#### Given records:
┄┄┄┄┄┄┄┄┄┄

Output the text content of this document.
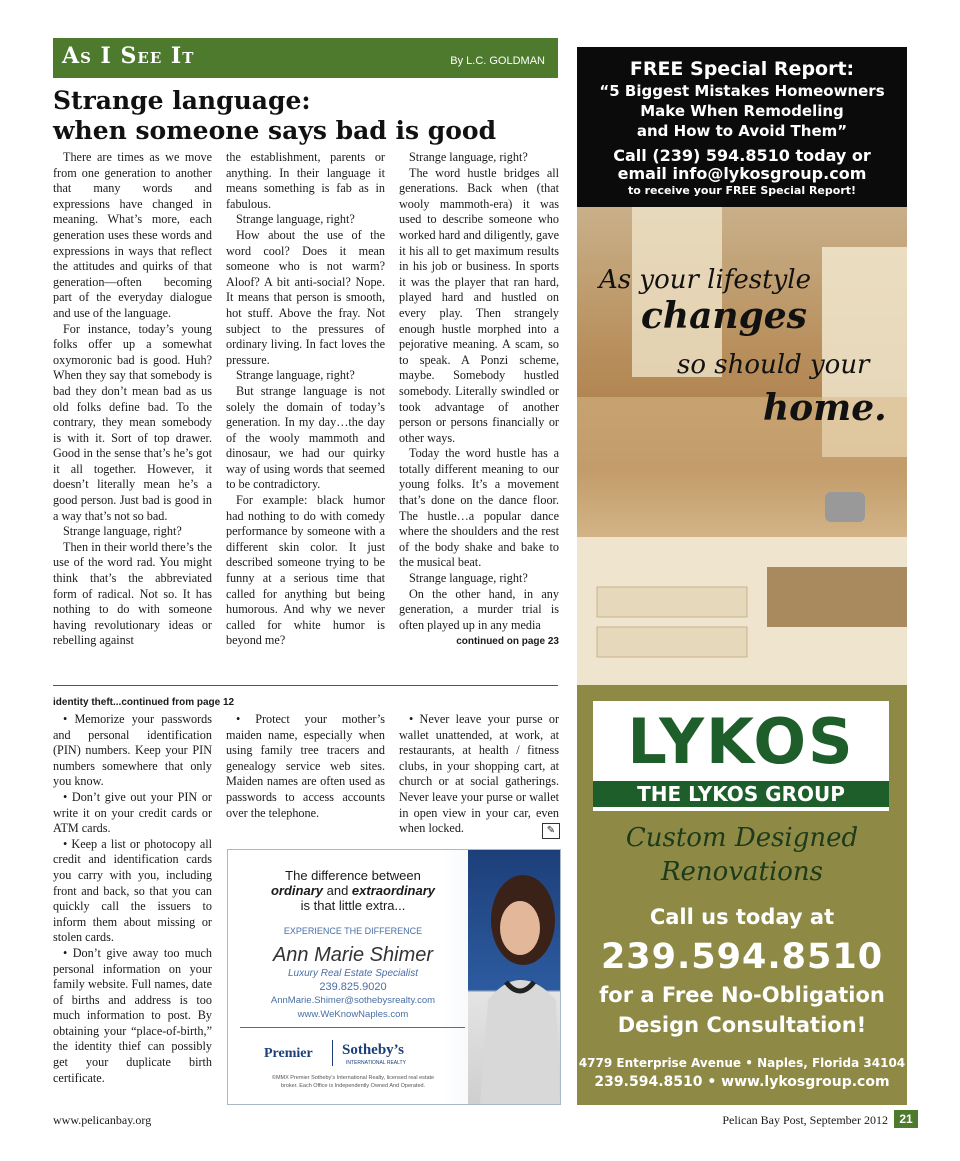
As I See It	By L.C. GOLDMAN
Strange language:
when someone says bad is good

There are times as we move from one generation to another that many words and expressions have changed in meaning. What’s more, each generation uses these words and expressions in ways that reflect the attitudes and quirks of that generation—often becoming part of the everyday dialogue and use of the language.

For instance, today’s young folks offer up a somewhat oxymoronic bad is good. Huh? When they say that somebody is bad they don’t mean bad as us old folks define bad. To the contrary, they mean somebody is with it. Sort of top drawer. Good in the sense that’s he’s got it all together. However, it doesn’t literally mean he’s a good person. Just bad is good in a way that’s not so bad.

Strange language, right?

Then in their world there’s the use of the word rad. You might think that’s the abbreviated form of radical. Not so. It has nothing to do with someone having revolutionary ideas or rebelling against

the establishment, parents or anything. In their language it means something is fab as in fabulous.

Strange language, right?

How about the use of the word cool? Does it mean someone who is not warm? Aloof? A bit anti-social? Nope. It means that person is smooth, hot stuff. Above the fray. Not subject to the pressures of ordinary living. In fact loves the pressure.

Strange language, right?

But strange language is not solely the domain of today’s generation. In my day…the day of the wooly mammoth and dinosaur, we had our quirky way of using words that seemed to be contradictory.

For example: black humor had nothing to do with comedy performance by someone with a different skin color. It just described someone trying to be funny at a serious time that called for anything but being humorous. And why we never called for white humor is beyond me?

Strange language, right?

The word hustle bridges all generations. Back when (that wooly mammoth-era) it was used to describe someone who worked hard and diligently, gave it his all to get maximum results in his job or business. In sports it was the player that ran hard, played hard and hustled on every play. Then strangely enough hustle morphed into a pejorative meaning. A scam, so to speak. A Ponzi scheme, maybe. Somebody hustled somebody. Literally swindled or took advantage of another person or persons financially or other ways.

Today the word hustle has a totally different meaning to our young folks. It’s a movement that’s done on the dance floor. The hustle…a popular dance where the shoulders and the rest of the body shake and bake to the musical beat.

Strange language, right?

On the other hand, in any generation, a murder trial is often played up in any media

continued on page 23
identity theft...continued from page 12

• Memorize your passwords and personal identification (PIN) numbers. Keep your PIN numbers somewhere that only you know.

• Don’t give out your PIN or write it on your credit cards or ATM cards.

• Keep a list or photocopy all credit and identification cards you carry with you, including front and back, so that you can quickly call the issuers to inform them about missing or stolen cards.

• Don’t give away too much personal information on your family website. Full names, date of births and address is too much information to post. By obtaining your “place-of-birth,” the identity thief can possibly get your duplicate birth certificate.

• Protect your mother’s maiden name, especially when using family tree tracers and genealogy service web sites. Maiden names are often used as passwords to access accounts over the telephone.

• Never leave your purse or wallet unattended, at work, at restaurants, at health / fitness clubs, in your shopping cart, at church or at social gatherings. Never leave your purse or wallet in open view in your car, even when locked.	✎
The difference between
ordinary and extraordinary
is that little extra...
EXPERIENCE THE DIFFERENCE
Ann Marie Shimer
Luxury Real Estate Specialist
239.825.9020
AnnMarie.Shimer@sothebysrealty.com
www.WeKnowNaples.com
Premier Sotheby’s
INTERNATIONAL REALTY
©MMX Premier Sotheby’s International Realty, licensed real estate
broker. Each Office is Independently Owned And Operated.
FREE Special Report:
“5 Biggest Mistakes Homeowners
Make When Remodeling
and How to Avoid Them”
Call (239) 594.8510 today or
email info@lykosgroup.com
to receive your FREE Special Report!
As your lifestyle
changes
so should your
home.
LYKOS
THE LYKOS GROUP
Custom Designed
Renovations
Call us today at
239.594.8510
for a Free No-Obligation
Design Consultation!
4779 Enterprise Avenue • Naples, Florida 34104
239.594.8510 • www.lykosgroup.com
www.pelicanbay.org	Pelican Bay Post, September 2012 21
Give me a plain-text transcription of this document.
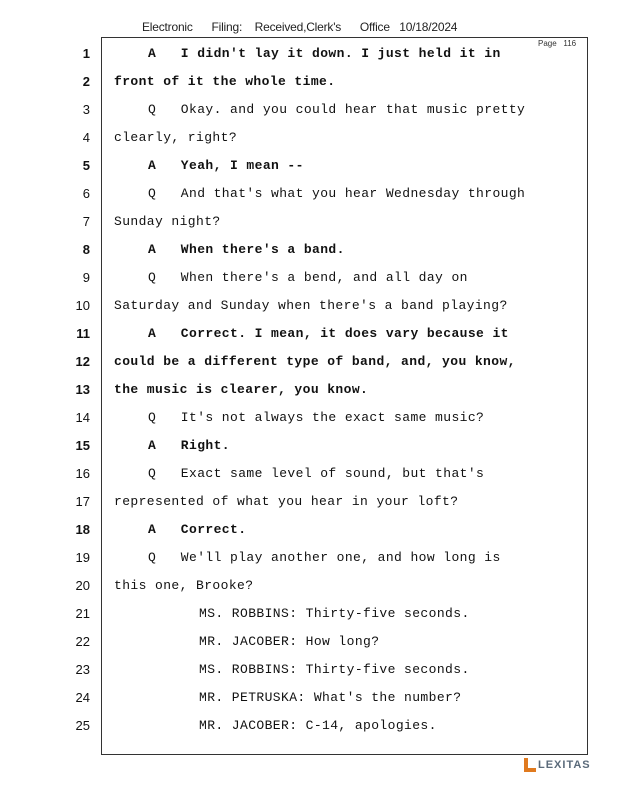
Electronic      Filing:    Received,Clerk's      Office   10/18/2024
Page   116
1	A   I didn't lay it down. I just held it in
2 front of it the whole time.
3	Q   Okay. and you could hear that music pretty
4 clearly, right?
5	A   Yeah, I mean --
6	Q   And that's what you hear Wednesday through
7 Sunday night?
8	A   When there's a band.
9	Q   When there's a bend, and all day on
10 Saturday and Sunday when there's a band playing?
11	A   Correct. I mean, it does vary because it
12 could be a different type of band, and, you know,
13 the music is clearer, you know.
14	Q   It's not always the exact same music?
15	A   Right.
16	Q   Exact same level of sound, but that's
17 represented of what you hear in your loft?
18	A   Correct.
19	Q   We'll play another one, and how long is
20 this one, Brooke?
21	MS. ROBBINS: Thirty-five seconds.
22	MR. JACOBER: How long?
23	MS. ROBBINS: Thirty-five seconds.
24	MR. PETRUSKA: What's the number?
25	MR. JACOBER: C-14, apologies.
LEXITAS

┄┄┄┄┄┄┄┄┄┄

#### Exercise:
Without including any pictures, please restate all the records exactly.

#### Response to this exercise:
Output the text content of this document.
As I See It	By L.C. GOLDMAN
Strange language:
when someone says bad is good

There are times as we move from one generation to another that many words and expressions have changed in meaning. What’s more, each generation uses these words and expressions in ways that reflect the attitudes and quirks of that generation—often becoming part of the everyday dialogue and use of the language.

For instance, today’s young folks offer up a somewhat oxymoronic bad is good. Huh? When they say that somebody is bad they don’t mean bad as us old folks define bad. To the contrary, they mean somebody is with it. Sort of top drawer. Good in the sense that’s he’s got it all together. However, it doesn’t literally mean he’s a good person. Just bad is good in a way that’s not so bad.

Strange language, right?

Then in their world there’s the use of the word rad. You might think that’s the abbreviated form of radical. Not so. It has nothing to do with someone having revolutionary ideas or rebelling against

the establishment, parents or anything. In their language it means something is fab as in fabulous.

Strange language, right?

How about the use of the word cool? Does it mean someone who is not warm? Aloof? A bit anti-social? Nope. It means that person is smooth, hot stuff. Above the fray. Not subject to the pressures of ordinary living. In fact loves the pressure.

Strange language, right?

But strange language is not solely the domain of today’s generation. In my day…the day of the wooly mammoth and dinosaur, we had our quirky way of using words that seemed to be contradictory.

For example: black humor had nothing to do with comedy performance by someone with a different skin color. It just described someone trying to be funny at a serious time that called for anything but being humorous. And why we never called for white humor is beyond me?

Strange language, right?

The word hustle bridges all generations. Back when (that wooly mammoth-era) it was used to describe someone who worked hard and diligently, gave it his all to get maximum results in his job or business. In sports it was the player that ran hard, played hard and hustled on every play. Then strangely enough hustle morphed into a pejorative meaning. A scam, so to speak. A Ponzi scheme, maybe. Somebody hustled somebody. Literally swindled or took advantage of another person or persons financially or other ways.

Today the word hustle has a totally different meaning to our young folks. It’s a movement that’s done on the dance floor. The hustle…a popular dance where the shoulders and the rest of the body shake and bake to the musical beat.

Strange language, right?

On the other hand, in any generation, a murder trial is often played up in any media

continued on page 23
identity theft...continued from page 12

• Memorize your passwords and personal identification (PIN) numbers. Keep your PIN numbers somewhere that only you know.

• Don’t give out your PIN or write it on your credit cards or ATM cards.

• Keep a list or photocopy all credit and identification cards you carry with you, including front and back, so that you can quickly call the issuers to inform them about missing or stolen cards.

• Don’t give away too much personal information on your family website. Full names, date of births and address is too much information to post. By obtaining your “place-of-birth,” the identity thief can possibly get your duplicate birth certificate.

• Protect your mother’s maiden name, especially when using family tree tracers and genealogy service web sites. Maiden names are often used as passwords to access accounts over the telephone.

• Never leave your purse or wallet unattended, at work, at restaurants, at health / fitness clubs, in your shopping cart, at church or at social gatherings. Never leave your purse or wallet in open view in your car, even when locked.	✎
The difference between
ordinary and extraordinary
is that little extra...
EXPERIENCE THE DIFFERENCE
Ann Marie Shimer
Luxury Real Estate Specialist
239.825.9020
AnnMarie.Shimer@sothebysrealty.com
www.WeKnowNaples.com
Premier Sotheby’s
INTERNATIONAL REALTY
©MMX Premier Sotheby’s International Realty, licensed real estate
broker. Each Office is Independently Owned And Operated.
FREE Special Report:
“5 Biggest Mistakes Homeowners
Make When Remodeling
and How to Avoid Them”
Call (239) 594.8510 today or
email info@lykosgroup.com
to receive your FREE Special Report!
As your lifestyle
changes
so should your
home.
LYKOS
THE LYKOS GROUP
Custom Designed
Renovations
Call us today at
239.594.8510
for a Free No-Obligation
Design Consultation!
4779 Enterprise Avenue • Naples, Florida 34104
239.594.8510 • www.lykosgroup.com
www.pelicanbay.org	Pelican Bay Post, September 2012 21
Give me a plain-text transcription of this document.
Electronic      Filing:    Received,Clerk's      Office   10/18/2024
Page   116
1	A   I didn't lay it down. I just held it in
2 front of it the whole time.
3	Q   Okay. and you could hear that music pretty
4 clearly, right?
5	A   Yeah, I mean --
6	Q   And that's what you hear Wednesday through
7 Sunday night?
8	A   When there's a band.
9	Q   When there's a bend, and all day on
10 Saturday and Sunday when there's a band playing?
11	A   Correct. I mean, it does vary because it
12 could be a different type of band, and, you know,
13 the music is clearer, you know.
14	Q   It's not always the exact same music?
15	A   Right.
16	Q   Exact same level of sound, but that's
17 represented of what you hear in your loft?
18	A   Correct.
19	Q   We'll play another one, and how long is
20 this one, Brooke?
21	MS. ROBBINS: Thirty-five seconds.
22	MR. JACOBER: How long?
23	MS. ROBBINS: Thirty-five seconds.
24	MR. PETRUSKA: What's the number?
25	MR. JACOBER: C-14, apologies.
LEXITAS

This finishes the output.